▶ **SET TASK**:
Transcribe the listing that follows in full, omitting pictures.

[START TASK INPUT]

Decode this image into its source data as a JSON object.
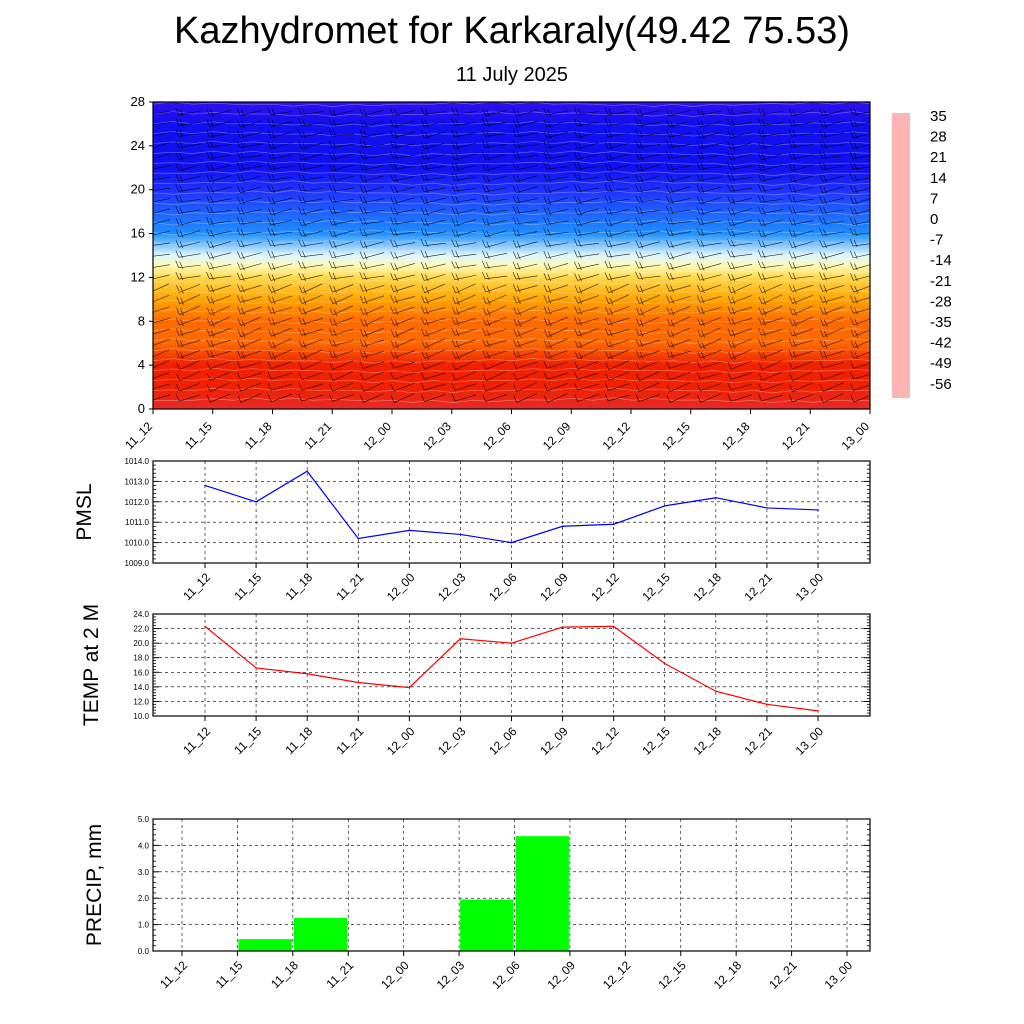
{
  "header": {
    "title": "Kazhydromet for Karkaraly(49.42 75.53)",
    "subtitle": "11 July 2025"
  },
  "colors": {
    "pmsl_line": "#0000ff",
    "temp_line": "#ff0000",
    "precip_bar": "#00ff00"
  },
  "chart_data": [
    {
      "id": "cross-section",
      "type": "heatmap",
      "title": "",
      "xlabel": "",
      "ylabel": "",
      "categories": [
        "11_12",
        "11_15",
        "11_18",
        "11_21",
        "12_00",
        "12_03",
        "12_06",
        "12_09",
        "12_12",
        "12_15",
        "12_18",
        "12_21",
        "13_00"
      ],
      "y_ticks": [
        0,
        4,
        8,
        12,
        16,
        20,
        24,
        28
      ],
      "ylim": [
        0,
        28
      ],
      "colorbar": {
        "labels": [
          "35",
          "28",
          "21",
          "14",
          "7",
          "0",
          "-7",
          "-14",
          "-21",
          "-28",
          "-35",
          "-42",
          "-49",
          "-56"
        ],
        "stops": [
          {
            "v": 38,
            "c": "#ffb3b3"
          },
          {
            "v": 30,
            "c": "#e62b2b"
          },
          {
            "v": 21,
            "c": "#f02000"
          },
          {
            "v": 14,
            "c": "#ff6a00"
          },
          {
            "v": 7,
            "c": "#ffa500"
          },
          {
            "v": 0,
            "c": "#ffd84d"
          },
          {
            "v": -7,
            "c": "#fff8b0"
          },
          {
            "v": -14,
            "c": "#dff6ff"
          },
          {
            "v": -21,
            "c": "#40c8f0"
          },
          {
            "v": -28,
            "c": "#1e90ff"
          },
          {
            "v": -35,
            "c": "#1e60ff"
          },
          {
            "v": -42,
            "c": "#2030ff"
          },
          {
            "v": -49,
            "c": "#1010f0"
          },
          {
            "v": -56,
            "c": "#3010f0"
          },
          {
            "v": -62,
            "c": "#8040ff"
          }
        ]
      },
      "temperature_profile": [
        {
          "h": 0,
          "t": 25
        },
        {
          "h": 2,
          "t": 20
        },
        {
          "h": 4,
          "t": 15
        },
        {
          "h": 6,
          "t": 11
        },
        {
          "h": 8,
          "t": 7
        },
        {
          "h": 10,
          "t": 2
        },
        {
          "h": 12,
          "t": -3
        },
        {
          "h": 13,
          "t": -14
        },
        {
          "h": 14,
          "t": -21
        },
        {
          "h": 16,
          "t": -35
        },
        {
          "h": 18,
          "t": -42
        },
        {
          "h": 20,
          "t": -47
        },
        {
          "h": 22,
          "t": -50
        },
        {
          "h": 24,
          "t": -52
        },
        {
          "h": 26,
          "t": -55
        },
        {
          "h": 28,
          "t": -57
        }
      ]
    },
    {
      "id": "pmsl",
      "type": "line",
      "ylabel": "PMSL",
      "categories": [
        "11_12",
        "11_15",
        "11_18",
        "11_21",
        "12_00",
        "12_03",
        "12_06",
        "12_09",
        "12_12",
        "12_15",
        "12_18",
        "12_21",
        "13_00"
      ],
      "values": [
        1012.8,
        1012.0,
        1013.5,
        1010.2,
        1010.6,
        1010.4,
        1010.0,
        1010.8,
        1010.9,
        1011.8,
        1012.2,
        1011.7,
        1011.6
      ],
      "ylim": [
        1009.0,
        1014.0
      ],
      "y_ticks": [
        "1009.0",
        "1010.0",
        "1011.0",
        "1012.0",
        "1013.0",
        "1014.0"
      ],
      "grid": true
    },
    {
      "id": "temp2m",
      "type": "line",
      "ylabel": "TEMP at 2 M",
      "categories": [
        "11_12",
        "11_15",
        "11_18",
        "11_21",
        "12_00",
        "12_03",
        "12_06",
        "12_09",
        "12_12",
        "12_15",
        "12_18",
        "12_21",
        "13_00"
      ],
      "values": [
        22.3,
        16.6,
        15.8,
        14.6,
        13.9,
        20.6,
        20.0,
        22.2,
        22.3,
        17.2,
        13.4,
        11.6,
        10.7
      ],
      "ylim": [
        10.0,
        24.0
      ],
      "y_ticks": [
        "10.0",
        "12.0",
        "14.0",
        "16.0",
        "18.0",
        "20.0",
        "22.0",
        "24.0"
      ],
      "grid": true
    },
    {
      "id": "precip",
      "type": "bar",
      "ylabel": "PRECIP, mm",
      "categories": [
        "11_12",
        "11_15",
        "11_18",
        "11_21",
        "12_00",
        "12_03",
        "12_06",
        "12_09",
        "12_12",
        "12_15",
        "12_18",
        "12_21",
        "13_00"
      ],
      "values": [
        0,
        0,
        0.45,
        1.25,
        0,
        0,
        1.95,
        4.35,
        0,
        0,
        0,
        0,
        0
      ],
      "ylim": [
        0.0,
        5.0
      ],
      "y_ticks": [
        "0.0",
        "1.0",
        "2.0",
        "3.0",
        "4.0",
        "5.0"
      ],
      "grid": true
    }
  ]
}
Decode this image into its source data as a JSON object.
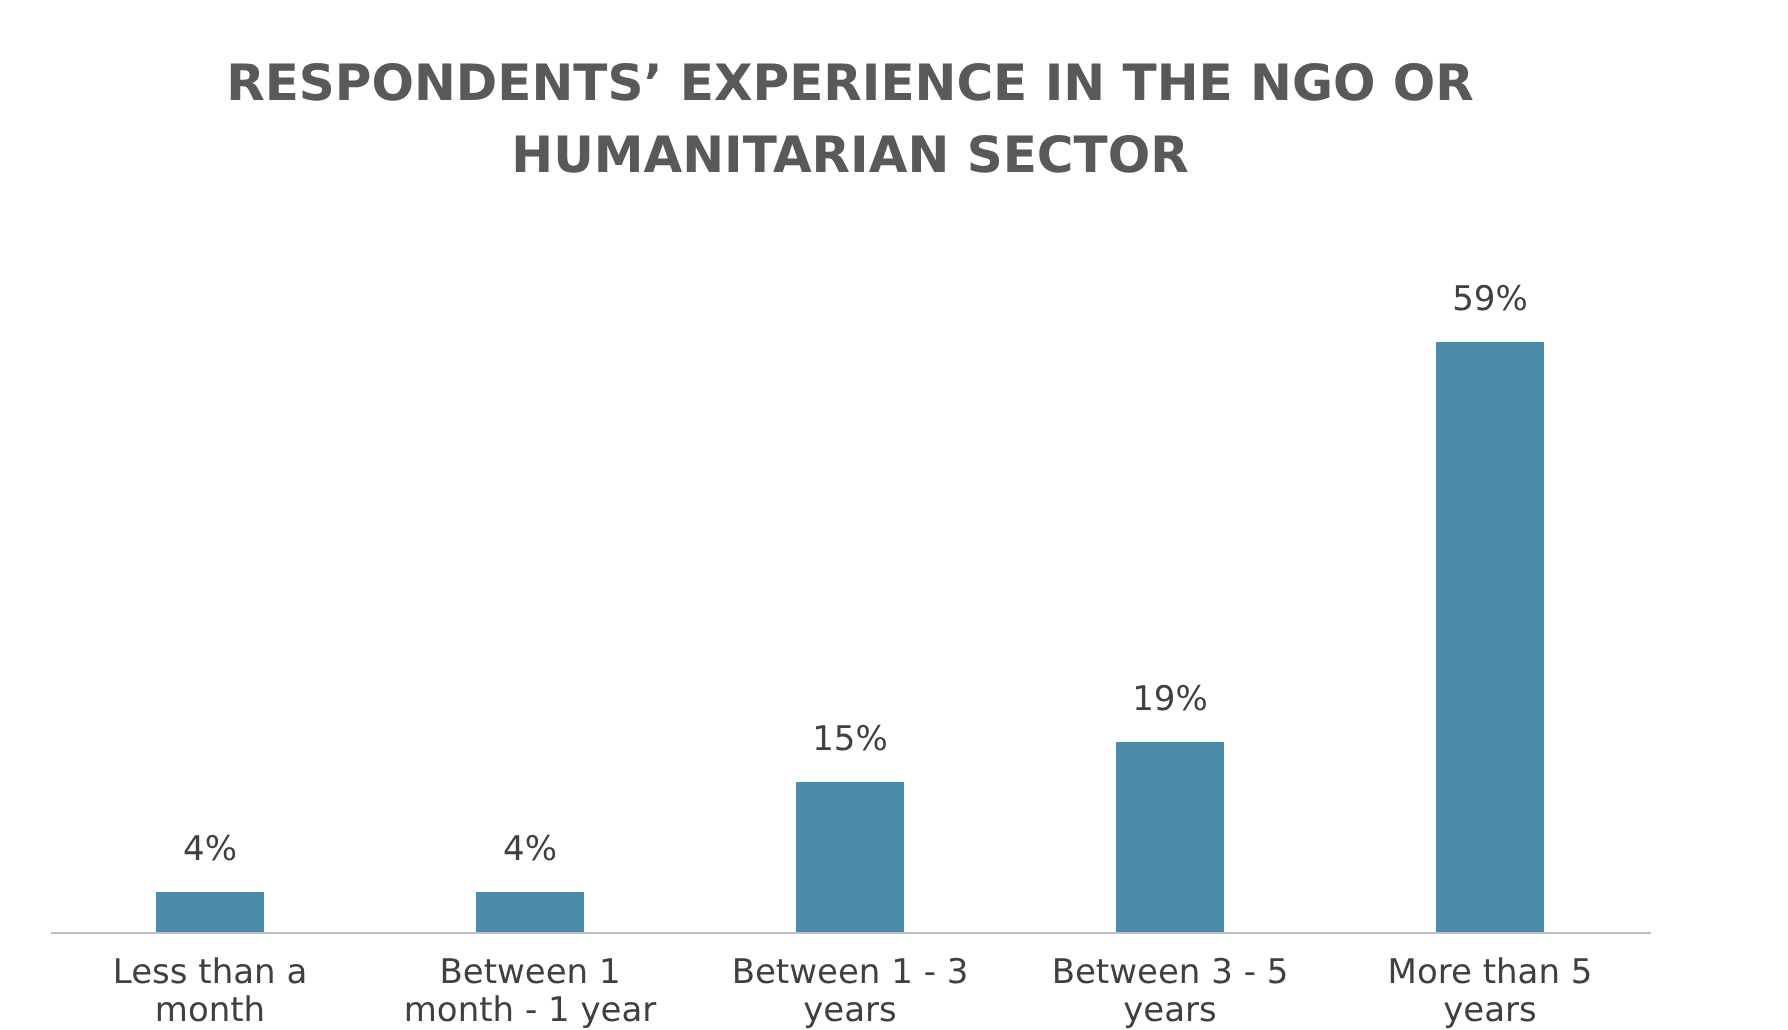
{
  "chart_data": {
    "type": "bar",
    "title": "RESPONDENTS’ EXPERIENCE IN THE NGO OR HUMANITARIAN SECTOR",
    "categories": [
      "Less than a month",
      "Between 1 month - 1 year",
      "Between 1 - 3 years",
      "Between 3 - 5 years",
      "More than 5 years"
    ],
    "values": [
      4,
      4,
      15,
      19,
      59
    ],
    "value_labels": [
      "4%",
      "4%",
      "15%",
      "19%",
      "59%"
    ],
    "color": "#4a8aab",
    "grid": false
  }
}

[END TASK INPUT]

▶ **ANSWER BELOW**:
Decode this image into its source data as a JSON object.
{
  "header": {
    "title": "Kazhydromet for Karkaraly(49.42 75.53)",
    "subtitle": "11 July 2025"
  },
  "colors": {
    "pmsl_line": "#0000ff",
    "temp_line": "#ff0000",
    "precip_bar": "#00ff00"
  },
  "chart_data": [
    {
      "id": "cross-section",
      "type": "heatmap",
      "title": "",
      "xlabel": "",
      "ylabel": "",
      "categories": [
        "11_12",
        "11_15",
        "11_18",
        "11_21",
        "12_00",
        "12_03",
        "12_06",
        "12_09",
        "12_12",
        "12_15",
        "12_18",
        "12_21",
        "13_00"
      ],
      "y_ticks": [
        0,
        4,
        8,
        12,
        16,
        20,
        24,
        28
      ],
      "ylim": [
        0,
        28
      ],
      "colorbar": {
        "labels": [
          "35",
          "28",
          "21",
          "14",
          "7",
          "0",
          "-7",
          "-14",
          "-21",
          "-28",
          "-35",
          "-42",
          "-49",
          "-56"
        ],
        "stops": [
          {
            "v": 38,
            "c": "#ffb3b3"
          },
          {
            "v": 30,
            "c": "#e62b2b"
          },
          {
            "v": 21,
            "c": "#f02000"
          },
          {
            "v": 14,
            "c": "#ff6a00"
          },
          {
            "v": 7,
            "c": "#ffa500"
          },
          {
            "v": 0,
            "c": "#ffd84d"
          },
          {
            "v": -7,
            "c": "#fff8b0"
          },
          {
            "v": -14,
            "c": "#dff6ff"
          },
          {
            "v": -21,
            "c": "#40c8f0"
          },
          {
            "v": -28,
            "c": "#1e90ff"
          },
          {
            "v": -35,
            "c": "#1e60ff"
          },
          {
            "v": -42,
            "c": "#2030ff"
          },
          {
            "v": -49,
            "c": "#1010f0"
          },
          {
            "v": -56,
            "c": "#3010f0"
          },
          {
            "v": -62,
            "c": "#8040ff"
          }
        ]
      },
      "temperature_profile": [
        {
          "h": 0,
          "t": 25
        },
        {
          "h": 2,
          "t": 20
        },
        {
          "h": 4,
          "t": 15
        },
        {
          "h": 6,
          "t": 11
        },
        {
          "h": 8,
          "t": 7
        },
        {
          "h": 10,
          "t": 2
        },
        {
          "h": 12,
          "t": -3
        },
        {
          "h": 13,
          "t": -14
        },
        {
          "h": 14,
          "t": -21
        },
        {
          "h": 16,
          "t": -35
        },
        {
          "h": 18,
          "t": -42
        },
        {
          "h": 20,
          "t": -47
        },
        {
          "h": 22,
          "t": -50
        },
        {
          "h": 24,
          "t": -52
        },
        {
          "h": 26,
          "t": -55
        },
        {
          "h": 28,
          "t": -57
        }
      ]
    },
    {
      "id": "pmsl",
      "type": "line",
      "ylabel": "PMSL",
      "categories": [
        "11_12",
        "11_15",
        "11_18",
        "11_21",
        "12_00",
        "12_03",
        "12_06",
        "12_09",
        "12_12",
        "12_15",
        "12_18",
        "12_21",
        "13_00"
      ],
      "values": [
        1012.8,
        1012.0,
        1013.5,
        1010.2,
        1010.6,
        1010.4,
        1010.0,
        1010.8,
        1010.9,
        1011.8,
        1012.2,
        1011.7,
        1011.6
      ],
      "ylim": [
        1009.0,
        1014.0
      ],
      "y_ticks": [
        "1009.0",
        "1010.0",
        "1011.0",
        "1012.0",
        "1013.0",
        "1014.0"
      ],
      "grid": true
    },
    {
      "id": "temp2m",
      "type": "line",
      "ylabel": "TEMP at 2 M",
      "categories": [
        "11_12",
        "11_15",
        "11_18",
        "11_21",
        "12_00",
        "12_03",
        "12_06",
        "12_09",
        "12_12",
        "12_15",
        "12_18",
        "12_21",
        "13_00"
      ],
      "values": [
        22.3,
        16.6,
        15.8,
        14.6,
        13.9,
        20.6,
        20.0,
        22.2,
        22.3,
        17.2,
        13.4,
        11.6,
        10.7
      ],
      "ylim": [
        10.0,
        24.0
      ],
      "y_ticks": [
        "10.0",
        "12.0",
        "14.0",
        "16.0",
        "18.0",
        "20.0",
        "22.0",
        "24.0"
      ],
      "grid": true
    },
    {
      "id": "precip",
      "type": "bar",
      "ylabel": "PRECIP, mm",
      "categories": [
        "11_12",
        "11_15",
        "11_18",
        "11_21",
        "12_00",
        "12_03",
        "12_06",
        "12_09",
        "12_12",
        "12_15",
        "12_18",
        "12_21",
        "13_00"
      ],
      "values": [
        0,
        0,
        0.45,
        1.25,
        0,
        0,
        1.95,
        4.35,
        0,
        0,
        0,
        0,
        0
      ],
      "ylim": [
        0.0,
        5.0
      ],
      "y_ticks": [
        "0.0",
        "1.0",
        "2.0",
        "3.0",
        "4.0",
        "5.0"
      ],
      "grid": true
    }
  ]
}
Decode this image into its source data as a JSON object.
{
  "chart_data": {
    "type": "bar",
    "title": "RESPONDENTS’ EXPERIENCE IN THE NGO OR HUMANITARIAN SECTOR",
    "categories": [
      "Less than a month",
      "Between 1 month - 1 year",
      "Between 1 - 3 years",
      "Between 3 - 5 years",
      "More than 5 years"
    ],
    "values": [
      4,
      4,
      15,
      19,
      59
    ],
    "value_labels": [
      "4%",
      "4%",
      "15%",
      "19%",
      "59%"
    ],
    "color": "#4a8aab",
    "grid": false
  }
}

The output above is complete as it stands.